• _Your instructions_: Set down the whole listing verbatim.

• _Task material_:
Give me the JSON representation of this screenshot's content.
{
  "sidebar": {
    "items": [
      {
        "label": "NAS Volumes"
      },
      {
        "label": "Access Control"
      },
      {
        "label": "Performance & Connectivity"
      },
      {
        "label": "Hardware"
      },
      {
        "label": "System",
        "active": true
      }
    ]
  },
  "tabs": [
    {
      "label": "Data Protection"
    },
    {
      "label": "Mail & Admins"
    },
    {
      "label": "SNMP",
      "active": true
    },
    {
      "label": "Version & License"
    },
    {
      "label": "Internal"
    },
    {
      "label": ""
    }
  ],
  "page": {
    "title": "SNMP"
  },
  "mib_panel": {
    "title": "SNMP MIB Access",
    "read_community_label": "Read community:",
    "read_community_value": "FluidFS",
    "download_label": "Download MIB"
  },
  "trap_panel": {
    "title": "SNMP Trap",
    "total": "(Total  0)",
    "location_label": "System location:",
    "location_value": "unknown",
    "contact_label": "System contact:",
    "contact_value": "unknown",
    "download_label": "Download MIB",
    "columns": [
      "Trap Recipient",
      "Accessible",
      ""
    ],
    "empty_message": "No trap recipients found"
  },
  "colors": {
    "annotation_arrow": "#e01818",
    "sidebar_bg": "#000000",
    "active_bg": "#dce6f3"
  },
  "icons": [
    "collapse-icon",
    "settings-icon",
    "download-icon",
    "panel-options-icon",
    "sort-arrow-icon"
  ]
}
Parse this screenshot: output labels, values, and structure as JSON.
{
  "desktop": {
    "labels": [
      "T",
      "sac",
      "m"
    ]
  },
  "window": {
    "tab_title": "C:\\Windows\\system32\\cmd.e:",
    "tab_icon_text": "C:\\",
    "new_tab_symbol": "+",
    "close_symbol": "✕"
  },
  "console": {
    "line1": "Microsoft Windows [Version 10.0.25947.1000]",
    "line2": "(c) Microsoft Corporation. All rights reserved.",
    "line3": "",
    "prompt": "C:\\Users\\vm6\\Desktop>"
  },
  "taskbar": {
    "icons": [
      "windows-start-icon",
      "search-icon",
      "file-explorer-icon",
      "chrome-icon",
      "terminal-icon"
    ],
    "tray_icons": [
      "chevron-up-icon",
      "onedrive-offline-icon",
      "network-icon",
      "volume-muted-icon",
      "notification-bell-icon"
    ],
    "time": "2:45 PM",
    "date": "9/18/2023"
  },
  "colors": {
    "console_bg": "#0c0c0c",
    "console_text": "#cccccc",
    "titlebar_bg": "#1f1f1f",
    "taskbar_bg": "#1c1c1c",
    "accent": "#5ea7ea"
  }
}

• _The completed task_:
Give me the JSON representation of this screenshot's content.
{
  "sidebar": {
    "items": [
      {
        "label": "NAS Volumes"
      },
      {
        "label": "Access Control"
      },
      {
        "label": "Performance & Connectivity"
      },
      {
        "label": "Hardware"
      },
      {
        "label": "System",
        "active": true
      }
    ]
  },
  "tabs": [
    {
      "label": "Data Protection"
    },
    {
      "label": "Mail & Admins"
    },
    {
      "label": "SNMP",
      "active": true
    },
    {
      "label": "Version & License"
    },
    {
      "label": "Internal"
    },
    {
      "label": ""
    }
  ],
  "page": {
    "title": "SNMP"
  },
  "mib_panel": {
    "title": "SNMP MIB Access",
    "read_community_label": "Read community:",
    "read_community_value": "FluidFS",
    "download_label": "Download MIB"
  },
  "trap_panel": {
    "title": "SNMP Trap",
    "total": "(Total  0)",
    "location_label": "System location:",
    "location_value": "unknown",
    "contact_label": "System contact:",
    "contact_value": "unknown",
    "download_label": "Download MIB",
    "columns": [
      "Trap Recipient",
      "Accessible",
      ""
    ],
    "empty_message": "No trap recipients found"
  },
  "colors": {
    "annotation_arrow": "#e01818",
    "sidebar_bg": "#000000",
    "active_bg": "#dce6f3"
  },
  "icons": [
    "collapse-icon",
    "settings-icon",
    "download-icon",
    "panel-options-icon",
    "sort-arrow-icon"
  ]
}
Parse this screenshot: output labels, values, and structure as JSON.
{
  "desktop": {
    "labels": [
      "T",
      "sac",
      "m"
    ]
  },
  "window": {
    "tab_title": "C:\\Windows\\system32\\cmd.e:",
    "tab_icon_text": "C:\\",
    "new_tab_symbol": "+",
    "close_symbol": "✕"
  },
  "console": {
    "line1": "Microsoft Windows [Version 10.0.25947.1000]",
    "line2": "(c) Microsoft Corporation. All rights reserved.",
    "line3": "",
    "prompt": "C:\\Users\\vm6\\Desktop>"
  },
  "taskbar": {
    "icons": [
      "windows-start-icon",
      "search-icon",
      "file-explorer-icon",
      "chrome-icon",
      "terminal-icon"
    ],
    "tray_icons": [
      "chevron-up-icon",
      "onedrive-offline-icon",
      "network-icon",
      "volume-muted-icon",
      "notification-bell-icon"
    ],
    "time": "2:45 PM",
    "date": "9/18/2023"
  },
  "colors": {
    "console_bg": "#0c0c0c",
    "console_text": "#cccccc",
    "titlebar_bg": "#1f1f1f",
    "taskbar_bg": "#1c1c1c",
    "accent": "#5ea7ea"
  }
}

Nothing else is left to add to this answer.